### WHAT THE TASK ASKS:
Copy every record below, exactly as written.
[START EXERCISE MATERIALS]
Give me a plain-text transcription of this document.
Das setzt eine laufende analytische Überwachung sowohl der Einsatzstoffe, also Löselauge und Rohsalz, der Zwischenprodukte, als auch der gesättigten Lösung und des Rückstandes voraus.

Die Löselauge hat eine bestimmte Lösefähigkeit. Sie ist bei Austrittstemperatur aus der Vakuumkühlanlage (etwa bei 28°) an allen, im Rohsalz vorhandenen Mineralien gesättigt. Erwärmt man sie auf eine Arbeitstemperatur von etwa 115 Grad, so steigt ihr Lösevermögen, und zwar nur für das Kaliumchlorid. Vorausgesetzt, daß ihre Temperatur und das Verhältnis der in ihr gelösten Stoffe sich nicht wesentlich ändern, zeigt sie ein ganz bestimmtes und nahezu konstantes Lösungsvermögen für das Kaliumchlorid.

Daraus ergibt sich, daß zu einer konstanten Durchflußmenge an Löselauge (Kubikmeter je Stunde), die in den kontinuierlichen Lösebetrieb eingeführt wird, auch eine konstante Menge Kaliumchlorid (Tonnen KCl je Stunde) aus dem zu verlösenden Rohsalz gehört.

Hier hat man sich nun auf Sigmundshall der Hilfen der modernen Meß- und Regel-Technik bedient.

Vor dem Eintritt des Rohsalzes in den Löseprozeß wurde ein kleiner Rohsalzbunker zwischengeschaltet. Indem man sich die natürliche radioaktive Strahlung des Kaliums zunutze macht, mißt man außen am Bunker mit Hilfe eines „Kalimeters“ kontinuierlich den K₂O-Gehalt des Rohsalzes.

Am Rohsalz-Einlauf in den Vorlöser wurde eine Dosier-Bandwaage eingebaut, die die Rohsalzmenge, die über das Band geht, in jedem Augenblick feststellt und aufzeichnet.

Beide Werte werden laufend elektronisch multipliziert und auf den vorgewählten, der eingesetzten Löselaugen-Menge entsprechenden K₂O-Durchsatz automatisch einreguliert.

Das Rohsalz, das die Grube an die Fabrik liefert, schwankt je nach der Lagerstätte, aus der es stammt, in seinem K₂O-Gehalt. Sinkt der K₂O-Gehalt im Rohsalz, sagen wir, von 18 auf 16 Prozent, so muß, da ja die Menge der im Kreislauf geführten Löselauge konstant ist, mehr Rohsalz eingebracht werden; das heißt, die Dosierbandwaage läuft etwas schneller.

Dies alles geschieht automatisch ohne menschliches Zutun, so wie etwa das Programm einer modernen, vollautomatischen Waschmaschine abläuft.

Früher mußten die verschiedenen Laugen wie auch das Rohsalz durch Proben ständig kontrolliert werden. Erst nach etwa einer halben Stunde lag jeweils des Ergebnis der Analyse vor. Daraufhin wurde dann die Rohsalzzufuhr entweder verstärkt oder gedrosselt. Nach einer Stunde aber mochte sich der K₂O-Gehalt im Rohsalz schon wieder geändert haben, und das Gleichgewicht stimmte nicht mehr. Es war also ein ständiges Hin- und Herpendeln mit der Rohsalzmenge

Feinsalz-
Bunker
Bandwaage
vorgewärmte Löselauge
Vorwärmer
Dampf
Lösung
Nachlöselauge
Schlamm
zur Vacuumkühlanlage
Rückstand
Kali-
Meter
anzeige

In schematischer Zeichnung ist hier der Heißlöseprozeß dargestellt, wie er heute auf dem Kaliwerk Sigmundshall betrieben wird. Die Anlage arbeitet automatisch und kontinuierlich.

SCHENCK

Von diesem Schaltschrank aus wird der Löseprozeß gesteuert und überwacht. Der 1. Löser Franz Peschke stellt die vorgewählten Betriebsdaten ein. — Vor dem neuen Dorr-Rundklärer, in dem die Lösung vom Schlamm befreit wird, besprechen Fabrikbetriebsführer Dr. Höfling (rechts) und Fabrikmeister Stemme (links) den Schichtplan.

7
[END EXERCISE MATERIALS]
### FINAL RESULT:
Give me a plain-text transcription of this document.
Das setzt eine laufende analytische Überwachung sowohl der Einsatzstoffe, also Löselauge und Rohsalz, der Zwischenprodukte, als auch der gesättigten Lösung und des Rückstandes voraus.

Die Löselauge hat eine bestimmte Lösefähigkeit. Sie ist bei Austrittstemperatur aus der Vakuumkühlanlage (etwa bei 28°) an allen, im Rohsalz vorhandenen Mineralien gesättigt. Erwärmt man sie auf eine Arbeitstemperatur von etwa 115 Grad, so steigt ihr Lösevermögen, und zwar nur für das Kaliumchlorid. Vorausgesetzt, daß ihre Temperatur und das Verhältnis der in ihr gelösten Stoffe sich nicht wesentlich ändern, zeigt sie ein ganz bestimmtes und nahezu konstantes Lösungsvermögen für das Kaliumchlorid.

Daraus ergibt sich, daß zu einer konstanten Durchflußmenge an Löselauge (Kubikmeter je Stunde), die in den kontinuierlichen Lösebetrieb eingeführt wird, auch eine konstante Menge Kaliumchlorid (Tonnen KCl je Stunde) aus dem zu verlösenden Rohsalz gehört.

Hier hat man sich nun auf Sigmundshall der Hilfen der modernen Meß- und Regel-Technik bedient.

Vor dem Eintritt des Rohsalzes in den Löseprozeß wurde ein kleiner Rohsalzbunker zwischengeschaltet. Indem man sich die natürliche radioaktive Strahlung des Kaliums zunutze macht, mißt man außen am Bunker mit Hilfe eines „Kalimeters“ kontinuierlich den K₂O-Gehalt des Rohsalzes.

Am Rohsalz-Einlauf in den Vorlöser wurde eine Dosier-Bandwaage eingebaut, die die Rohsalzmenge, die über das Band geht, in jedem Augenblick feststellt und aufzeichnet.

Beide Werte werden laufend elektronisch multipliziert und auf den vorgewählten, der eingesetzten Löselaugen-Menge entsprechenden K₂O-Durchsatz automatisch einreguliert.

Das Rohsalz, das die Grube an die Fabrik liefert, schwankt je nach der Lagerstätte, aus der es stammt, in seinem K₂O-Gehalt. Sinkt der K₂O-Gehalt im Rohsalz, sagen wir, von 18 auf 16 Prozent, so muß, da ja die Menge der im Kreislauf geführten Löselauge konstant ist, mehr Rohsalz eingebracht werden; das heißt, die Dosierbandwaage läuft etwas schneller.

Dies alles geschieht automatisch ohne menschliches Zutun, so wie etwa das Programm einer modernen, vollautomatischen Waschmaschine abläuft.

Früher mußten die verschiedenen Laugen wie auch das Rohsalz durch Proben ständig kontrolliert werden. Erst nach etwa einer halben Stunde lag jeweils des Ergebnis der Analyse vor. Daraufhin wurde dann die Rohsalzzufuhr entweder verstärkt oder gedrosselt. Nach einer Stunde aber mochte sich der K₂O-Gehalt im Rohsalz schon wieder geändert haben, und das Gleichgewicht stimmte nicht mehr. Es war also ein ständiges Hin- und Herpendeln mit der Rohsalzmenge

Feinsalz-
Bunker
Bandwaage
vorgewärmte Löselauge
Vorwärmer
Dampf
Lösung
Nachlöselauge
Schlamm
zur Vacuumkühlanlage
Rückstand
Kali-
Meter
anzeige

In schematischer Zeichnung ist hier der Heißlöseprozeß dargestellt, wie er heute auf dem Kaliwerk Sigmundshall betrieben wird. Die Anlage arbeitet automatisch und kontinuierlich.

SCHENCK

Von diesem Schaltschrank aus wird der Löseprozeß gesteuert und überwacht. Der 1. Löser Franz Peschke stellt die vorgewählten Betriebsdaten ein. — Vor dem neuen Dorr-Rundklärer, in dem die Lösung vom Schlamm befreit wird, besprechen Fabrikbetriebsführer Dr. Höfling (rechts) und Fabrikmeister Stemme (links) den Schichtplan.

7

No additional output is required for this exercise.